--- Begin ---
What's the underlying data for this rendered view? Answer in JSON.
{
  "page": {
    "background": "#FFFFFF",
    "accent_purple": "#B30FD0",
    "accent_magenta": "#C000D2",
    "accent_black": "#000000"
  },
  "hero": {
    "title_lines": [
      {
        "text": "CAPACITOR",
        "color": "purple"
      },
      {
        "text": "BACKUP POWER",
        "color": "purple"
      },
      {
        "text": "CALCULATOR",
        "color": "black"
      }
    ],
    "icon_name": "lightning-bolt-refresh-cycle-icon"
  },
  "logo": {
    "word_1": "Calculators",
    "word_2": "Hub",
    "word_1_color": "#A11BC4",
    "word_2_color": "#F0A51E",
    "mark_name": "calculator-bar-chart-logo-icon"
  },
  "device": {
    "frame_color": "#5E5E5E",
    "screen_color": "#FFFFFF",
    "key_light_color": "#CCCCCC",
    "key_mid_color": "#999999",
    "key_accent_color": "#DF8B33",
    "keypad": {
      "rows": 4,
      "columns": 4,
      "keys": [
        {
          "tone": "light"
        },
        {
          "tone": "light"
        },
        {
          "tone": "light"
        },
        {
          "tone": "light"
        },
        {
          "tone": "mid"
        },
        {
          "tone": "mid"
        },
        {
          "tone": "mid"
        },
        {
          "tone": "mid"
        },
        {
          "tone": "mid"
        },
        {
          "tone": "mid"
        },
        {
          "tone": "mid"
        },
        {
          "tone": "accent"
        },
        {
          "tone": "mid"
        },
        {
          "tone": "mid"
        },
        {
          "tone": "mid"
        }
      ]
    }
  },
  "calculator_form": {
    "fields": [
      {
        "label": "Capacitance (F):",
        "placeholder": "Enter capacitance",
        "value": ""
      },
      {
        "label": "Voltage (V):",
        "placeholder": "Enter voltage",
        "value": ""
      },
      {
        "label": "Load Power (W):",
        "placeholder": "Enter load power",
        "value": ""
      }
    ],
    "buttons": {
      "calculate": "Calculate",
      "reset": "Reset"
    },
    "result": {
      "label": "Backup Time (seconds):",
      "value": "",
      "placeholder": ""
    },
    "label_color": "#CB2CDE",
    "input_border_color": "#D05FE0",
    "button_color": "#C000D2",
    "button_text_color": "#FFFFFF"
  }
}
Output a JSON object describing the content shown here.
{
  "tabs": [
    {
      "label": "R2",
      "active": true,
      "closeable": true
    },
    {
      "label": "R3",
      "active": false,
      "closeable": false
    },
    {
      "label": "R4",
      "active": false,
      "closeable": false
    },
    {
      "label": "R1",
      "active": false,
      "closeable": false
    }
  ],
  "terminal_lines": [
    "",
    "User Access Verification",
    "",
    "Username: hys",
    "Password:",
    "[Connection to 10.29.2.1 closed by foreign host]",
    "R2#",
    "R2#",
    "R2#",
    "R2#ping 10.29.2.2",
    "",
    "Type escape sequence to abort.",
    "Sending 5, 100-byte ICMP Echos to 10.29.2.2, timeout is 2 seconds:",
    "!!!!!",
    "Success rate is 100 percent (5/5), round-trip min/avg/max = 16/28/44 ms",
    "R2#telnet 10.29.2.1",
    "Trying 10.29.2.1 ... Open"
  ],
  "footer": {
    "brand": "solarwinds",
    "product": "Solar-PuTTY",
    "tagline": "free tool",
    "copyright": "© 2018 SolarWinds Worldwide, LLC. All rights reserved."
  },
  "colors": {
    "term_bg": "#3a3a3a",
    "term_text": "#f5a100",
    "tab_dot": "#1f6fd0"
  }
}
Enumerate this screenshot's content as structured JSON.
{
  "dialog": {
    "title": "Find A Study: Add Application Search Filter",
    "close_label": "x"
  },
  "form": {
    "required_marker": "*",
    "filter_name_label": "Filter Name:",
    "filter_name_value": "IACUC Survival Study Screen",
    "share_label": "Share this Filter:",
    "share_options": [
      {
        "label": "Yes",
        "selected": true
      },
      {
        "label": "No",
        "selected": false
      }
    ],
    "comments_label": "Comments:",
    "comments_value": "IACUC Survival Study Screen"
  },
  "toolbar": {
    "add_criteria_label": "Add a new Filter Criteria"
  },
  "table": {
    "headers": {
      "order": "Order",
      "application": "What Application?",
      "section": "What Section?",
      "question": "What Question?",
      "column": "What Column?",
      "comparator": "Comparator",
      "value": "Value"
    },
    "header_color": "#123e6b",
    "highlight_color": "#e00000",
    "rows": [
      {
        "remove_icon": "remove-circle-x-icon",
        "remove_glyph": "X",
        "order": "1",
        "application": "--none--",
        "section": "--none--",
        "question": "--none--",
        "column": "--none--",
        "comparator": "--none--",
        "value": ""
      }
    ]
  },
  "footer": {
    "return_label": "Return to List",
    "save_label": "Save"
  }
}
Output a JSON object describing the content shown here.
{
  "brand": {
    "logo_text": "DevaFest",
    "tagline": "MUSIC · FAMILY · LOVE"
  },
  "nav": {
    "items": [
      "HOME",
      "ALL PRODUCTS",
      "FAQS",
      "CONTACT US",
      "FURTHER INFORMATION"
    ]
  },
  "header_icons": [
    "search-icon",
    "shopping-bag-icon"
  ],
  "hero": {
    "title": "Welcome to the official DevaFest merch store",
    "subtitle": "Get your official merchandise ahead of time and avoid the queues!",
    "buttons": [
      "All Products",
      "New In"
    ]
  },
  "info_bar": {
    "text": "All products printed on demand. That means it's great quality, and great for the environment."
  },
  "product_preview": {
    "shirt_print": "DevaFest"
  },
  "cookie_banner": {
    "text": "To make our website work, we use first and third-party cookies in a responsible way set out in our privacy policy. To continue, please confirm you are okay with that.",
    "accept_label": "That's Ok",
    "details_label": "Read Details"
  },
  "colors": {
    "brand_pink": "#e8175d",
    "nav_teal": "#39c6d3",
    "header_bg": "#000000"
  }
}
--- End ---
What the task asks
Your task is to repeat each line of the material exactly.

Written answer
What's the underlying data for this rendered view? Answer in JSON.
{
  "page": {
    "background": "#FFFFFF",
    "accent_purple": "#B30FD0",
    "accent_magenta": "#C000D2",
    "accent_black": "#000000"
  },
  "hero": {
    "title_lines": [
      {
        "text": "CAPACITOR",
        "color": "purple"
      },
      {
        "text": "BACKUP POWER",
        "color": "purple"
      },
      {
        "text": "CALCULATOR",
        "color": "black"
      }
    ],
    "icon_name": "lightning-bolt-refresh-cycle-icon"
  },
  "logo": {
    "word_1": "Calculators",
    "word_2": "Hub",
    "word_1_color": "#A11BC4",
    "word_2_color": "#F0A51E",
    "mark_name": "calculator-bar-chart-logo-icon"
  },
  "device": {
    "frame_color": "#5E5E5E",
    "screen_color": "#FFFFFF",
    "key_light_color": "#CCCCCC",
    "key_mid_color": "#999999",
    "key_accent_color": "#DF8B33",
    "keypad": {
      "rows": 4,
      "columns": 4,
      "keys": [
        {
          "tone": "light"
        },
        {
          "tone": "light"
        },
        {
          "tone": "light"
        },
        {
          "tone": "light"
        },
        {
          "tone": "mid"
        },
        {
          "tone": "mid"
        },
        {
          "tone": "mid"
        },
        {
          "tone": "mid"
        },
        {
          "tone": "mid"
        },
        {
          "tone": "mid"
        },
        {
          "tone": "mid"
        },
        {
          "tone": "accent"
        },
        {
          "tone": "mid"
        },
        {
          "tone": "mid"
        },
        {
          "tone": "mid"
        }
      ]
    }
  },
  "calculator_form": {
    "fields": [
      {
        "label": "Capacitance (F):",
        "placeholder": "Enter capacitance",
        "value": ""
      },
      {
        "label": "Voltage (V):",
        "placeholder": "Enter voltage",
        "value": ""
      },
      {
        "label": "Load Power (W):",
        "placeholder": "Enter load power",
        "value": ""
      }
    ],
    "buttons": {
      "calculate": "Calculate",
      "reset": "Reset"
    },
    "result": {
      "label": "Backup Time (seconds):",
      "value": "",
      "placeholder": ""
    },
    "label_color": "#CB2CDE",
    "input_border_color": "#D05FE0",
    "button_color": "#C000D2",
    "button_text_color": "#FFFFFF"
  }
}
Output a JSON object describing the content shown here.
{
  "tabs": [
    {
      "label": "R2",
      "active": true,
      "closeable": true
    },
    {
      "label": "R3",
      "active": false,
      "closeable": false
    },
    {
      "label": "R4",
      "active": false,
      "closeable": false
    },
    {
      "label": "R1",
      "active": false,
      "closeable": false
    }
  ],
  "terminal_lines": [
    "",
    "User Access Verification",
    "",
    "Username: hys",
    "Password:",
    "[Connection to 10.29.2.1 closed by foreign host]",
    "R2#",
    "R2#",
    "R2#",
    "R2#ping 10.29.2.2",
    "",
    "Type escape sequence to abort.",
    "Sending 5, 100-byte ICMP Echos to 10.29.2.2, timeout is 2 seconds:",
    "!!!!!",
    "Success rate is 100 percent (5/5), round-trip min/avg/max = 16/28/44 ms",
    "R2#telnet 10.29.2.1",
    "Trying 10.29.2.1 ... Open"
  ],
  "footer": {
    "brand": "solarwinds",
    "product": "Solar-PuTTY",
    "tagline": "free tool",
    "copyright": "© 2018 SolarWinds Worldwide, LLC. All rights reserved."
  },
  "colors": {
    "term_bg": "#3a3a3a",
    "term_text": "#f5a100",
    "tab_dot": "#1f6fd0"
  }
}
Enumerate this screenshot's content as structured JSON.
{
  "dialog": {
    "title": "Find A Study: Add Application Search Filter",
    "close_label": "x"
  },
  "form": {
    "required_marker": "*",
    "filter_name_label": "Filter Name:",
    "filter_name_value": "IACUC Survival Study Screen",
    "share_label": "Share this Filter:",
    "share_options": [
      {
        "label": "Yes",
        "selected": true
      },
      {
        "label": "No",
        "selected": false
      }
    ],
    "comments_label": "Comments:",
    "comments_value": "IACUC Survival Study Screen"
  },
  "toolbar": {
    "add_criteria_label": "Add a new Filter Criteria"
  },
  "table": {
    "headers": {
      "order": "Order",
      "application": "What Application?",
      "section": "What Section?",
      "question": "What Question?",
      "column": "What Column?",
      "comparator": "Comparator",
      "value": "Value"
    },
    "header_color": "#123e6b",
    "highlight_color": "#e00000",
    "rows": [
      {
        "remove_icon": "remove-circle-x-icon",
        "remove_glyph": "X",
        "order": "1",
        "application": "--none--",
        "section": "--none--",
        "question": "--none--",
        "column": "--none--",
        "comparator": "--none--",
        "value": ""
      }
    ]
  },
  "footer": {
    "return_label": "Return to List",
    "save_label": "Save"
  }
}
Output a JSON object describing the content shown here.
{
  "brand": {
    "logo_text": "DevaFest",
    "tagline": "MUSIC · FAMILY · LOVE"
  },
  "nav": {
    "items": [
      "HOME",
      "ALL PRODUCTS",
      "FAQS",
      "CONTACT US",
      "FURTHER INFORMATION"
    ]
  },
  "header_icons": [
    "search-icon",
    "shopping-bag-icon"
  ],
  "hero": {
    "title": "Welcome to the official DevaFest merch store",
    "subtitle": "Get your official merchandise ahead of time and avoid the queues!",
    "buttons": [
      "All Products",
      "New In"
    ]
  },
  "info_bar": {
    "text": "All products printed on demand. That means it's great quality, and great for the environment."
  },
  "product_preview": {
    "shirt_print": "DevaFest"
  },
  "cookie_banner": {
    "text": "To make our website work, we use first and third-party cookies in a responsible way set out in our privacy policy. To continue, please confirm you are okay with that.",
    "accept_label": "That's Ok",
    "details_label": "Read Details"
  },
  "colors": {
    "brand_pink": "#e8175d",
    "nav_teal": "#39c6d3",
    "header_bg": "#000000"
  }
}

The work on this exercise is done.